### EXERCISE PROMPT
Copy every line of the entries that includes the word "Dillenbeck".

### TASK INPUT
_ _ _

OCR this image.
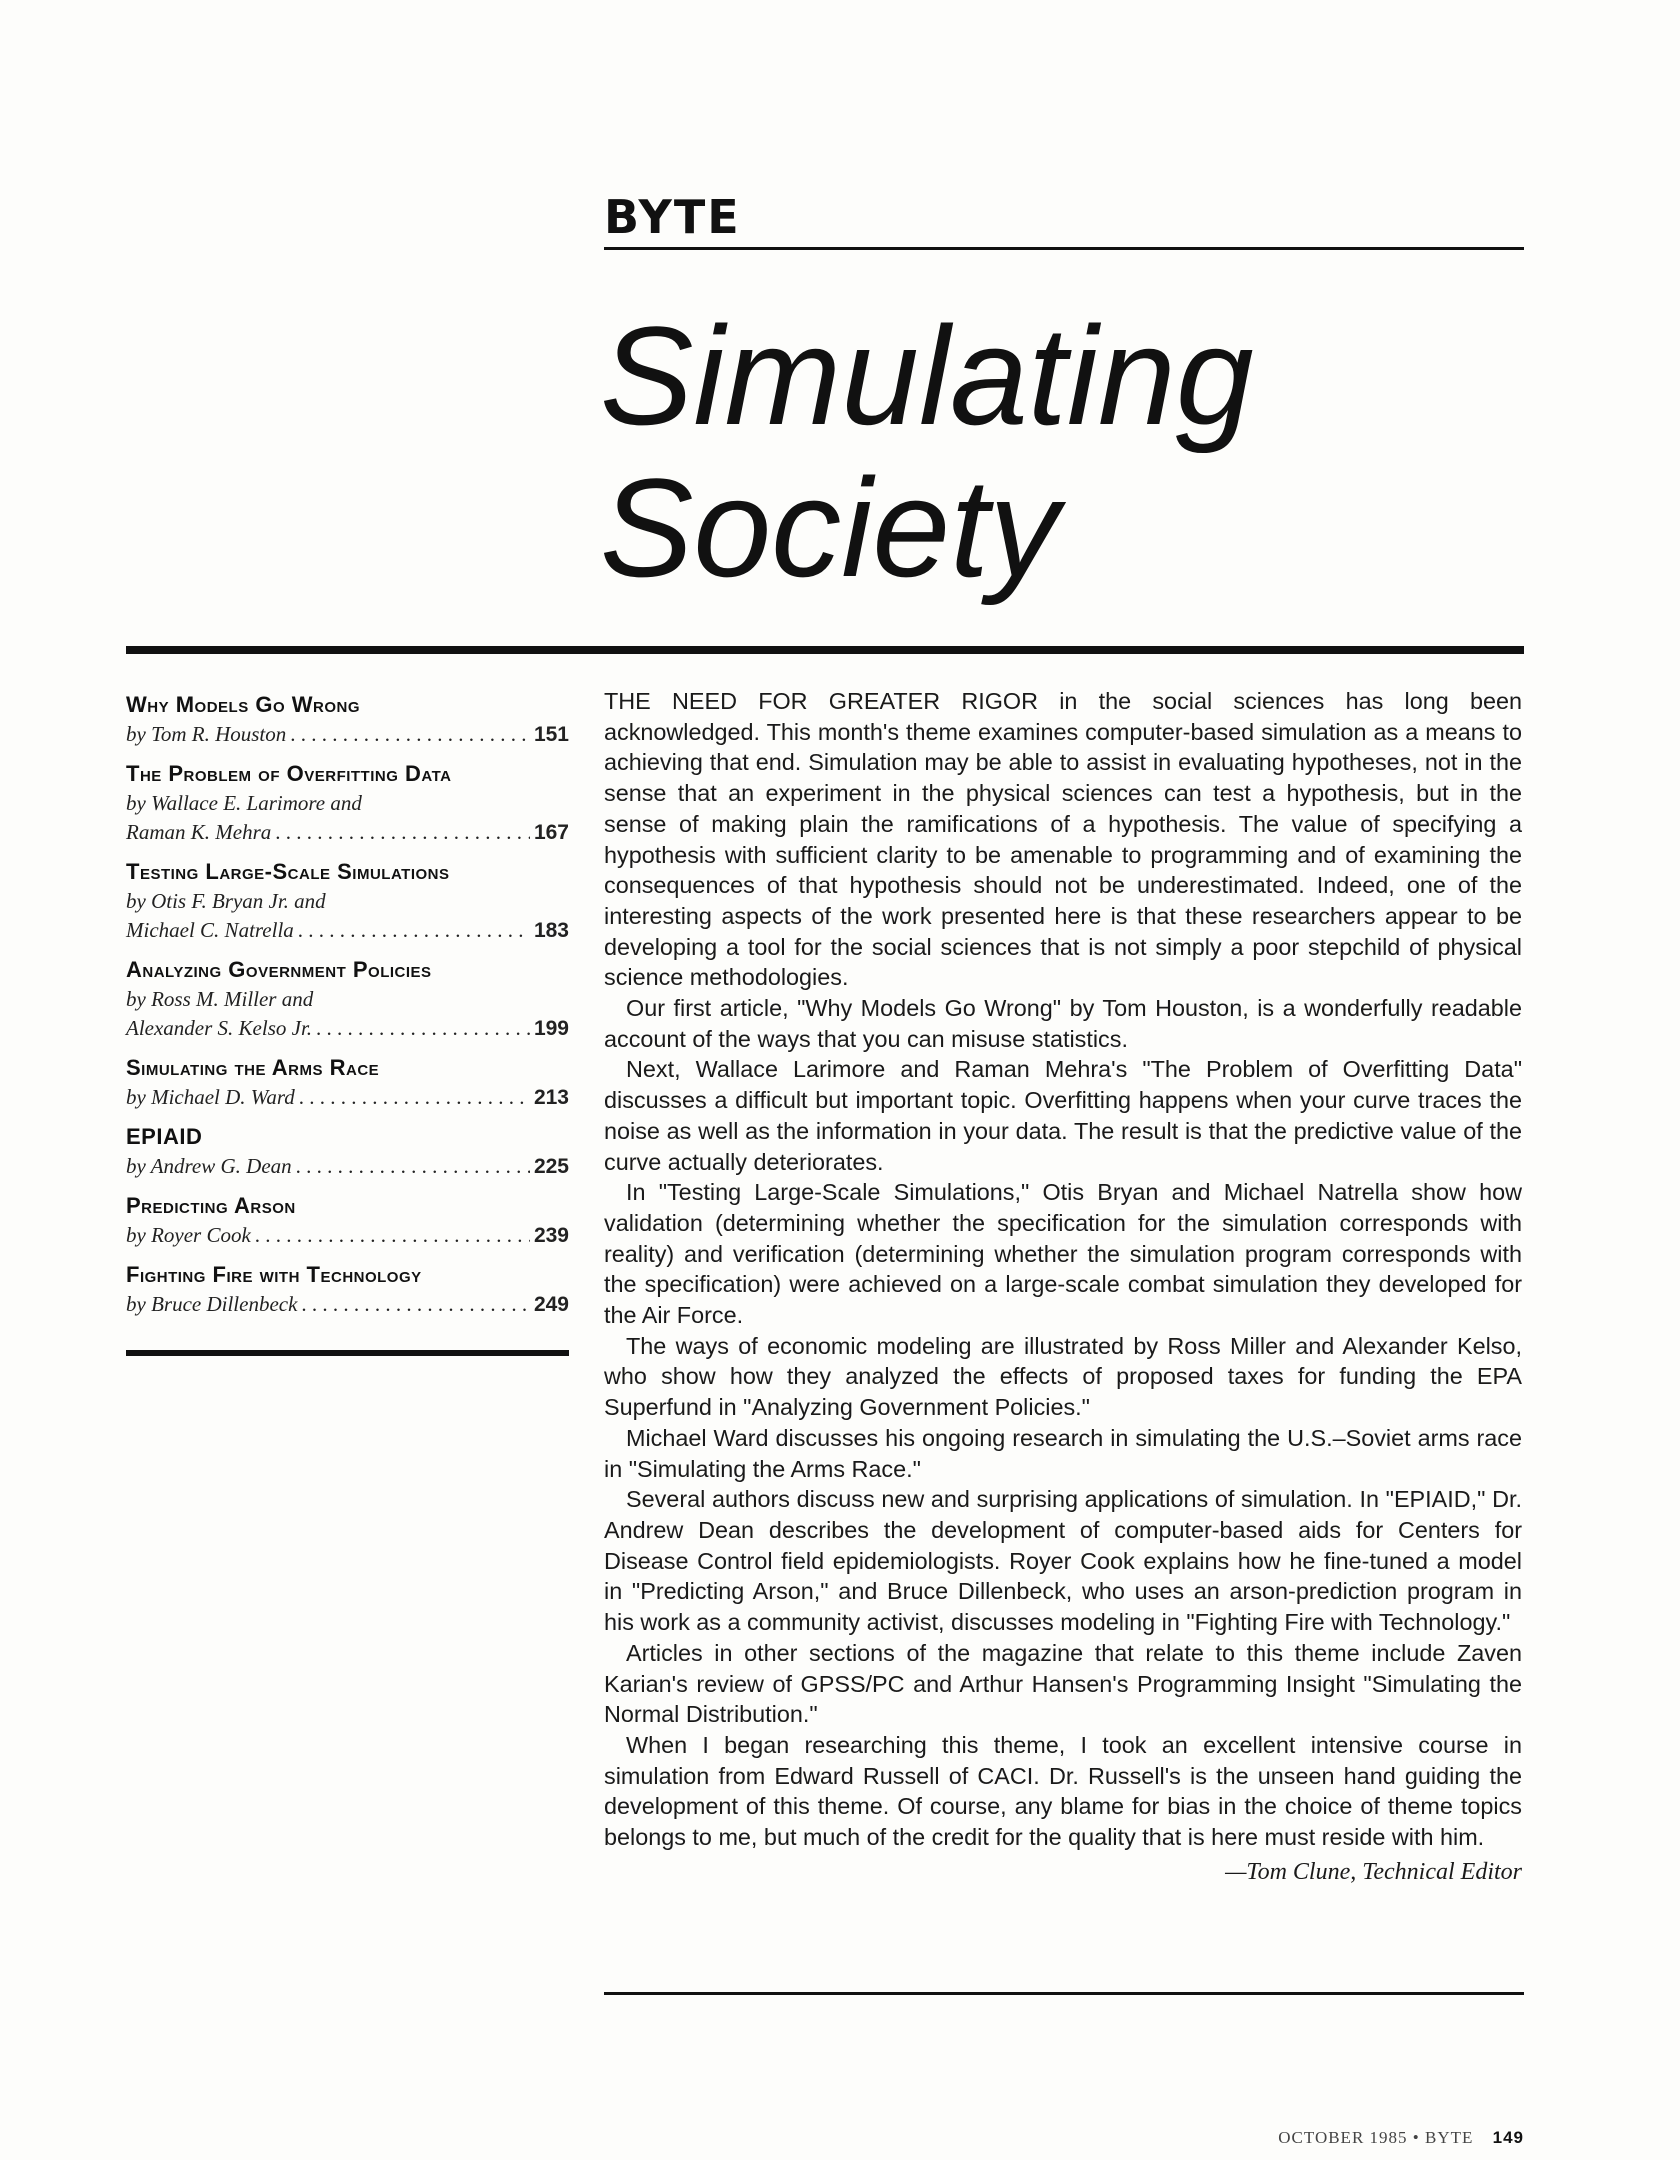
BYTE
Simulating
Society
Why Models Go Wrong
by Tom R. Houston . . .	151
The Problem of Overfitting Data
by Wallace E. Larimore and
Raman K. Mehra . . .	167
Testing Large-Scale Simulations
by Otis F. Bryan Jr. and
Michael C. Natrella . . .	183
Analyzing Government Policies
by Ross M. Miller and
Alexander S. Kelso Jr. . . .	199
Simulating the Arms Race
by Michael D. Ward . . .	213
EPIAID
by Andrew G. Dean . . .	225
Predicting Arson
by Royer Cook . . .	239
Fighting Fire with Technology
by Bruce Dillenbeck . . .	249

THE NEED FOR GREATER RIGOR in the social sciences has long been acknowledged. This month's theme examines computer-based simulation as a means to achieving that end. Simulation may be able to assist in evaluating hypotheses, not in the sense that an experiment in the physical sciences can test a hypothesis, but in the sense of making plain the ramifications of a hypothesis. The value of specifying a hypothesis with sufficient clarity to be amenable to programming and of examining the consequences of that hypothesis should not be underestimated. Indeed, one of the interesting aspects of the work presented here is that these researchers appear to be developing a tool for the social sciences that is not simply a poor stepchild of physical science methodologies.

Our first article, "Why Models Go Wrong" by Tom Houston, is a wonderfully readable account of the ways that you can misuse statistics.

Next, Wallace Larimore and Raman Mehra's "The Problem of Overfitting Data" discusses a difficult but important topic. Overfitting happens when your curve traces the noise as well as the information in your data. The result is that the predictive value of the curve actually deteriorates.

In "Testing Large-Scale Simulations," Otis Bryan and Michael Natrella show how validation (determining whether the specification for the simulation corresponds with reality) and verification (determining whether the simulation program corresponds with the specification) were achieved on a large-scale combat simulation they developed for the Air Force.

The ways of economic modeling are illustrated by Ross Miller and Alexander Kelso, who show how they analyzed the effects of proposed taxes for funding the EPA Superfund in "Analyzing Government Policies."

Michael Ward discusses his ongoing research in simulating the U.S.–Soviet arms race in "Simulating the Arms Race."

Several authors discuss new and surprising applications of simulation. In "EPIAID," Dr. Andrew Dean describes the development of computer-based aids for Centers for Disease Control field epidemiologists. Royer Cook explains how he fine-tuned a model in "Predicting Arson," and Bruce Dillenbeck, who uses an arson-prediction program in his work as a community activist, discusses modeling in "Fighting Fire with Technology."

Articles in other sections of the magazine that relate to this theme include Zaven Karian's review of GPSS/PC and Arthur Hansen's Programming Insight "Simulating the Normal Distribution."

When I began researching this theme, I took an excellent intensive course in simulation from Edward Russell of CACI. Dr. Russell's is the unseen hand guiding the development of this theme. Of course, any blame for bias in the choice of theme topics belongs to me, but much of the credit for the quality that is here must reside with him.

—Tom Clune, Technical Editor
OCTOBER 1985 • BYTE 149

_ _ _

### SOLUTION BELOW
by Bruce Dillenbeck . . .	249
Several authors discuss new and surprising applications of simulation. In "EPIAID," Dr. Andrew Dean describes the development of computer-based aids for Centers for Disease Control field epidemiologists. Royer Cook explains how he fine-tuned a model in "Predicting Arson," and Bruce Dillenbeck, who uses an arson-prediction program in his work as a community activist, discusses modeling in "Fighting Fire with Technology."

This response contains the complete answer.